DIRECTION => Return the records word for word. Any pictures in them are not part of the copy.

Stored entries:
>> START

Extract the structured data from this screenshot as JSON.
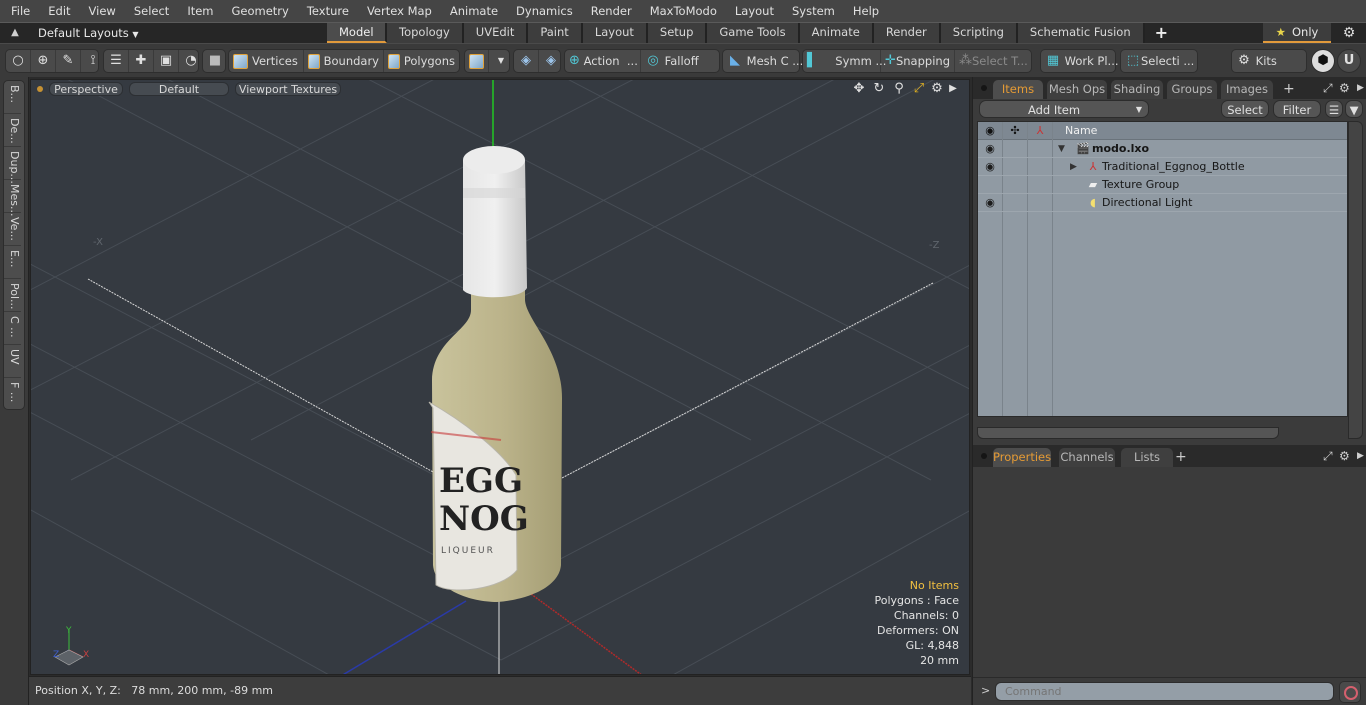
{
  "menu": [
    "File",
    "Edit",
    "View",
    "Select",
    "Item",
    "Geometry",
    "Texture",
    "Vertex Map",
    "Animate",
    "Dynamics",
    "Render",
    "MaxToModo",
    "Layout",
    "System",
    "Help"
  ],
  "layoutbar": {
    "layouts_label": "Default Layouts",
    "tabs": [
      "Model",
      "Topology",
      "UVEdit",
      "Paint",
      "Layout",
      "Setup",
      "Game Tools",
      "Animate",
      "Render",
      "Scripting",
      "Schematic Fusion"
    ],
    "active_tab": "Model",
    "add_tab": "+",
    "only_label": "Only"
  },
  "toolbar": {
    "vertices": "Vertices",
    "boundary": "Boundary",
    "polygons": "Polygons",
    "action": "Action",
    "falloff": "Falloff",
    "mesh_constraints": "Mesh C ...",
    "symmetry": "Symm ...",
    "snapping": "Snapping",
    "select_through": "Select T...",
    "work_plane": "Work Pl...",
    "selection_sets": "Selecti ...",
    "kits": "Kits",
    "ellipsis": "..."
  },
  "left_tabs": [
    "B...",
    "De...",
    "Dup...",
    "Mes...",
    "Ve...",
    "E...",
    "Pol...",
    "C ...",
    "UV",
    "F ..."
  ],
  "viewport": {
    "view_mode": "Perspective",
    "shading": "Default",
    "textures": "Viewport Textures",
    "axis_labels": {
      "neg_x": "-X",
      "neg_z": "-Z",
      "y": "Y",
      "x": "X",
      "z": "Z"
    },
    "label_text": {
      "line1": "EGG",
      "line2": "NOG",
      "line3": "LIQUEUR"
    },
    "info": {
      "selection": "No Items",
      "polygons": "Polygons : Face",
      "channels": "Channels: 0",
      "deformers": "Deformers: ON",
      "gl": "GL: 4,848",
      "scale": "20 mm"
    }
  },
  "status": {
    "position": "Position X, Y, Z:   78 mm, 200 mm, -89 mm"
  },
  "items_panel": {
    "tabs": [
      "Items",
      "Mesh Ops",
      "Shading",
      "Groups",
      "Images"
    ],
    "active_tab": "Items",
    "add_item": "Add Item",
    "select": "Select",
    "filter": "Filter",
    "column_name": "Name",
    "items": [
      {
        "name": "modo.lxo",
        "type": "scene",
        "expanded": true
      },
      {
        "name": "Traditional_Eggnog_Bottle",
        "type": "mesh",
        "expanded": false
      },
      {
        "name": "Texture Group",
        "type": "texture-group"
      },
      {
        "name": "Directional Light",
        "type": "light"
      }
    ]
  },
  "properties_panel": {
    "tabs": [
      "Properties",
      "Channels",
      "Lists"
    ],
    "active_tab": "Properties"
  },
  "command": {
    "prompt": ">",
    "placeholder": "Command"
  },
  "colors": {
    "accent": "#e29a3b",
    "viewport_bg": "#353a41",
    "highlight_text": "#f2c040"
  }
}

>> END

ANSWER TO THE EXERCISE =>
Extract the structured data from this screenshot as JSON.
{
  "menu": [
    "File",
    "Edit",
    "View",
    "Select",
    "Item",
    "Geometry",
    "Texture",
    "Vertex Map",
    "Animate",
    "Dynamics",
    "Render",
    "MaxToModo",
    "Layout",
    "System",
    "Help"
  ],
  "layoutbar": {
    "layouts_label": "Default Layouts",
    "tabs": [
      "Model",
      "Topology",
      "UVEdit",
      "Paint",
      "Layout",
      "Setup",
      "Game Tools",
      "Animate",
      "Render",
      "Scripting",
      "Schematic Fusion"
    ],
    "active_tab": "Model",
    "add_tab": "+",
    "only_label": "Only"
  },
  "toolbar": {
    "vertices": "Vertices",
    "boundary": "Boundary",
    "polygons": "Polygons",
    "action": "Action",
    "falloff": "Falloff",
    "mesh_constraints": "Mesh C ...",
    "symmetry": "Symm ...",
    "snapping": "Snapping",
    "select_through": "Select T...",
    "work_plane": "Work Pl...",
    "selection_sets": "Selecti ...",
    "kits": "Kits",
    "ellipsis": "..."
  },
  "left_tabs": [
    "B...",
    "De...",
    "Dup...",
    "Mes...",
    "Ve...",
    "E...",
    "Pol...",
    "C ...",
    "UV",
    "F ..."
  ],
  "viewport": {
    "view_mode": "Perspective",
    "shading": "Default",
    "textures": "Viewport Textures",
    "axis_labels": {
      "neg_x": "-X",
      "neg_z": "-Z",
      "y": "Y",
      "x": "X",
      "z": "Z"
    },
    "label_text": {
      "line1": "EGG",
      "line2": "NOG",
      "line3": "LIQUEUR"
    },
    "info": {
      "selection": "No Items",
      "polygons": "Polygons : Face",
      "channels": "Channels: 0",
      "deformers": "Deformers: ON",
      "gl": "GL: 4,848",
      "scale": "20 mm"
    }
  },
  "status": {
    "position": "Position X, Y, Z:   78 mm, 200 mm, -89 mm"
  },
  "items_panel": {
    "tabs": [
      "Items",
      "Mesh Ops",
      "Shading",
      "Groups",
      "Images"
    ],
    "active_tab": "Items",
    "add_item": "Add Item",
    "select": "Select",
    "filter": "Filter",
    "column_name": "Name",
    "items": [
      {
        "name": "modo.lxo",
        "type": "scene",
        "expanded": true
      },
      {
        "name": "Traditional_Eggnog_Bottle",
        "type": "mesh",
        "expanded": false
      },
      {
        "name": "Texture Group",
        "type": "texture-group"
      },
      {
        "name": "Directional Light",
        "type": "light"
      }
    ]
  },
  "properties_panel": {
    "tabs": [
      "Properties",
      "Channels",
      "Lists"
    ],
    "active_tab": "Properties"
  },
  "command": {
    "prompt": ">",
    "placeholder": "Command"
  },
  "colors": {
    "accent": "#e29a3b",
    "viewport_bg": "#353a41",
    "highlight_text": "#f2c040"
  }
}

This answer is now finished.